___ GIVEN DATA

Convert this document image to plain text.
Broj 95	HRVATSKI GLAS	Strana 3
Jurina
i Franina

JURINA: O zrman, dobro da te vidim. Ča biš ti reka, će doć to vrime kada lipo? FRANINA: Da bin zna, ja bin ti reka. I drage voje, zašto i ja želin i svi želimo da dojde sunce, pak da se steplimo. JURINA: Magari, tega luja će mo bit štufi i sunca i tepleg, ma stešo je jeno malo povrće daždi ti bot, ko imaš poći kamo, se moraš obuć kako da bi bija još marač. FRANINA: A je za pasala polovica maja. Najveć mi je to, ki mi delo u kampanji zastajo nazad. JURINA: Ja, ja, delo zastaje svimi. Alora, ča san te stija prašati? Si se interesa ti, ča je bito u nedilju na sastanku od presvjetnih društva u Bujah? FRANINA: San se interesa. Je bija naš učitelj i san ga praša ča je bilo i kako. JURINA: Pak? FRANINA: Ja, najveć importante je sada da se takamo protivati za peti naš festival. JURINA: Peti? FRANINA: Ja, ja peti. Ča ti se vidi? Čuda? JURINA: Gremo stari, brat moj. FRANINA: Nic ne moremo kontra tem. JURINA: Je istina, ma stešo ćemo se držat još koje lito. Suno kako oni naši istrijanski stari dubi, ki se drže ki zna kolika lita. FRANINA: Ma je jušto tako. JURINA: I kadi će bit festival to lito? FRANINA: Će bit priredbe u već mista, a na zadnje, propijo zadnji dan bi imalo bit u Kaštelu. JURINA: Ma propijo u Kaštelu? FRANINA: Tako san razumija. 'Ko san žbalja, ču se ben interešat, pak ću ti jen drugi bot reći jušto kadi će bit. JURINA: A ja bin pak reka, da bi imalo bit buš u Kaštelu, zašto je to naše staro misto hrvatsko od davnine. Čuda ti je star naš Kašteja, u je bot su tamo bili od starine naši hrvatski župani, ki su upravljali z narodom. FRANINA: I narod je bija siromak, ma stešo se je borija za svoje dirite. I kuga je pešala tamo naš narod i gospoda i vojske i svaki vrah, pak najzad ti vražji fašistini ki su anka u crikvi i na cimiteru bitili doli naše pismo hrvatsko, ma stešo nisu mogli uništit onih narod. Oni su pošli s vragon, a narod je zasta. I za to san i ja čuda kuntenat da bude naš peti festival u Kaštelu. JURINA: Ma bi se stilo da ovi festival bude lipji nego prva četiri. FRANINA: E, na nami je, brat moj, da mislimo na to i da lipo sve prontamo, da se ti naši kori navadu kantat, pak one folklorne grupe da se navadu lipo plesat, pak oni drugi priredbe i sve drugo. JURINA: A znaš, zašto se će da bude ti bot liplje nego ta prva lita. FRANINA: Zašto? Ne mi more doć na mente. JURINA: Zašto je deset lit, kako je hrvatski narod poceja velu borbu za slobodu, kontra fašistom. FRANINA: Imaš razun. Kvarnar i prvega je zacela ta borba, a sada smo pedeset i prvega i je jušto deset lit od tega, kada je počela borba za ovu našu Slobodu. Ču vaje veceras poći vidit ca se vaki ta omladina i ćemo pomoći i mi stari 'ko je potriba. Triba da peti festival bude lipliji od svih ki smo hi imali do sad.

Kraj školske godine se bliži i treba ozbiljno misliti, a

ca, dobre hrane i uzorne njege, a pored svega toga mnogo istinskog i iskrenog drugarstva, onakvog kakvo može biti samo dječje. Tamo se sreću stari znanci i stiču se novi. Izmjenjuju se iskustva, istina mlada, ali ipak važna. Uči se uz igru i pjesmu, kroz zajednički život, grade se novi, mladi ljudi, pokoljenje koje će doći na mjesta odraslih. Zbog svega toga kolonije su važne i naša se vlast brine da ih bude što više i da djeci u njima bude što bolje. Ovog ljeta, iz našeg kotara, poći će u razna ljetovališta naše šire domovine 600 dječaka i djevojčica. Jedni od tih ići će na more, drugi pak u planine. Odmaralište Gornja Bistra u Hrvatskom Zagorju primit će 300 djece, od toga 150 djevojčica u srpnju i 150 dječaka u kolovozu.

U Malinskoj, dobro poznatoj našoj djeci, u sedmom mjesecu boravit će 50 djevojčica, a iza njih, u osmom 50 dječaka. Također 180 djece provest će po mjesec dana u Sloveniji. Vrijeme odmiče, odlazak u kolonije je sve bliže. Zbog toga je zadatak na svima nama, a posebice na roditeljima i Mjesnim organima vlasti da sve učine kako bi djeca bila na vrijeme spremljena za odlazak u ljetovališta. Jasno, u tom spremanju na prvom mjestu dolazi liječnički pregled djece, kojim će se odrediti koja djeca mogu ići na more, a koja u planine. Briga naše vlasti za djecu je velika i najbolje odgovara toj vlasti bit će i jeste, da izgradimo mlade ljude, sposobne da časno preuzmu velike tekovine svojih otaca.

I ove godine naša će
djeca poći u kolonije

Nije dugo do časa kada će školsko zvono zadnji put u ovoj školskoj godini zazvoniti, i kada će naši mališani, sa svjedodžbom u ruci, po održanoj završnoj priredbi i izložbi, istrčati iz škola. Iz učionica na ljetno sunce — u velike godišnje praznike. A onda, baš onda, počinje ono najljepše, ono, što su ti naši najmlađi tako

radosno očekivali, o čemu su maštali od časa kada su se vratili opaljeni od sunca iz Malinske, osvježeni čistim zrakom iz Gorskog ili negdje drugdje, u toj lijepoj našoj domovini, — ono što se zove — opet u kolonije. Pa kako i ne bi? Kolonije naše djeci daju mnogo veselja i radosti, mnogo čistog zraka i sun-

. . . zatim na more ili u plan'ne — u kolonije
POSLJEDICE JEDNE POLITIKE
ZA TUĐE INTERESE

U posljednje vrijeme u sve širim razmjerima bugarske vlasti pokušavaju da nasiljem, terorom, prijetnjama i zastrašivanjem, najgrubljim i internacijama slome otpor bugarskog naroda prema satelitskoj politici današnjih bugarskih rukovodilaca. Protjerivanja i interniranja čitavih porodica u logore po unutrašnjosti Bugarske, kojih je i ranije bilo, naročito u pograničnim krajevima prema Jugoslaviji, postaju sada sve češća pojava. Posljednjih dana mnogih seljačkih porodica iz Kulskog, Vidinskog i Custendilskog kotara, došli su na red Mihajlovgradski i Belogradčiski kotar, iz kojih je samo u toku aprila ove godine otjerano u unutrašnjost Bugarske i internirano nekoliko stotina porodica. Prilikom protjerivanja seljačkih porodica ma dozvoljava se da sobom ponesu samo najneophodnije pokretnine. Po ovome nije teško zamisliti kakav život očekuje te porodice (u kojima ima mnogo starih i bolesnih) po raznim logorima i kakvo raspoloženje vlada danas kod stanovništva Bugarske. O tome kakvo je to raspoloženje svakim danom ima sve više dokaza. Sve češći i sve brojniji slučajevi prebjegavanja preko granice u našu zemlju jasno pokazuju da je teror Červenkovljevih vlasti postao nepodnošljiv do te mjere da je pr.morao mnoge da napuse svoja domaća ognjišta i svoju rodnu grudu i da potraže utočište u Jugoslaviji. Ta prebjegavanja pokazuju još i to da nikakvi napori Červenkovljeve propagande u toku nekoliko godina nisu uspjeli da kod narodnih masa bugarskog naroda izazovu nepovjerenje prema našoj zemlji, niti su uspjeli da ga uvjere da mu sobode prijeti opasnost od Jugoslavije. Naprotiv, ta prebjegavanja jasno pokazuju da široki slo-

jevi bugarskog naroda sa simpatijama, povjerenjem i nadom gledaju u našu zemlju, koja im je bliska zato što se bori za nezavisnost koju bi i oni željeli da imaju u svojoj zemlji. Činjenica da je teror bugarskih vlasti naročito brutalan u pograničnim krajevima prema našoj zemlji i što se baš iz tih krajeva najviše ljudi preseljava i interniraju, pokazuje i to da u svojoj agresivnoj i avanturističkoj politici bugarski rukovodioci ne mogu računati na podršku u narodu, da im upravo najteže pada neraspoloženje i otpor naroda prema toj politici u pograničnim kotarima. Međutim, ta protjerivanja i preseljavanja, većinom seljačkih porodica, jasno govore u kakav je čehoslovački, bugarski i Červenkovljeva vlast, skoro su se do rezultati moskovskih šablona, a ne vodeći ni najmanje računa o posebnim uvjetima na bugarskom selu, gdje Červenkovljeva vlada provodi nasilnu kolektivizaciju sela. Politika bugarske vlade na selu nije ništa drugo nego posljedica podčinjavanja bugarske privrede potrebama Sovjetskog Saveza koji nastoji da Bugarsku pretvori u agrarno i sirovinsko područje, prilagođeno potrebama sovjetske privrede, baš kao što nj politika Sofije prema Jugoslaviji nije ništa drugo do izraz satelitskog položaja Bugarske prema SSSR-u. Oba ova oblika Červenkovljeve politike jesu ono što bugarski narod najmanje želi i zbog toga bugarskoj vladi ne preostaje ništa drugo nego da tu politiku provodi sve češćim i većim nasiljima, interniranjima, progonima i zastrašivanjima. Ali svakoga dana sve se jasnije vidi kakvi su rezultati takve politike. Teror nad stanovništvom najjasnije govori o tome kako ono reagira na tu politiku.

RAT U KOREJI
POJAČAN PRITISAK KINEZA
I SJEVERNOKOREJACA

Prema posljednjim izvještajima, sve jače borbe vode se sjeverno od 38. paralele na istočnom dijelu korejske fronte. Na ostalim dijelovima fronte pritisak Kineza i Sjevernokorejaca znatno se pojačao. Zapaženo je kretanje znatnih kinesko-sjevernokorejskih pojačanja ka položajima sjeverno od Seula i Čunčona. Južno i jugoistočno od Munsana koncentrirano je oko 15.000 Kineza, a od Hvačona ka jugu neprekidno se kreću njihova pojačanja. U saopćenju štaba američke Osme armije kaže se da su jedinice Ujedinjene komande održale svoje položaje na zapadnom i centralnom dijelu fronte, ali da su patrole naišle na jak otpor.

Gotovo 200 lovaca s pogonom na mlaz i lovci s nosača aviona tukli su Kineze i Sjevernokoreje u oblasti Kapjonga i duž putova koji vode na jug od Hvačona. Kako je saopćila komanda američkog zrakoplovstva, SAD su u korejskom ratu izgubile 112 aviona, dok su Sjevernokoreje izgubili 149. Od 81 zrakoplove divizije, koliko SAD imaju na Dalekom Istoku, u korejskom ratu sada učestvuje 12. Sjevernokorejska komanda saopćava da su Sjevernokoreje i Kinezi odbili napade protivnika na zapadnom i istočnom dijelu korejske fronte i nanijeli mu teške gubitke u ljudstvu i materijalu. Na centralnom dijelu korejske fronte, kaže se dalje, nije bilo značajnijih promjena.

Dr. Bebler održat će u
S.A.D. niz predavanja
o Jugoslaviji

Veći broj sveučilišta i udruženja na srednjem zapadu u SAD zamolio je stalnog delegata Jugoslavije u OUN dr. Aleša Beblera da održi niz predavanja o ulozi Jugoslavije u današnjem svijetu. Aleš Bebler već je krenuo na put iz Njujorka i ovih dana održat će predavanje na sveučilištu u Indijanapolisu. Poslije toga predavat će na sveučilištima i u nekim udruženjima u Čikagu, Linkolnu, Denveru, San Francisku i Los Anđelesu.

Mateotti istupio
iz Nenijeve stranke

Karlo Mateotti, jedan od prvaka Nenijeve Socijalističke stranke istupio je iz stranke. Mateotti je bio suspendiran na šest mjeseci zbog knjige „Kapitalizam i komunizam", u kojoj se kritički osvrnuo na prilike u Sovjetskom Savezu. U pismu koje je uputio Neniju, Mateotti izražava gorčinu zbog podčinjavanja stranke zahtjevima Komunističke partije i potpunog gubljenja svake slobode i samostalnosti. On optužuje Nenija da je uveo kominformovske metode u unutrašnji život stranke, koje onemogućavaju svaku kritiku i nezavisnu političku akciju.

______

Identify the lines of the entries containing the string "Bebler". Copy each such line.

Dr. Bebler održat će u
Veći broj sveučilišta i udruženja na srednjem zapadu u SAD zamolio je stalnog delegata Jugoslavije u OUN dr. Aleša Beblera da održi niz predavanja o ulozi Jugoslavije u današnjem svijetu. Aleš Bebler već je krenuo na put iz Njujorka i ovih dana održat će predavanje na sveučilištu u Indijanapolisu. Poslije toga predavat će na sveučilištima i u nekim udruženjima u Čikagu, Linkolnu, Denveru, San Francisku i Los Anđelesu.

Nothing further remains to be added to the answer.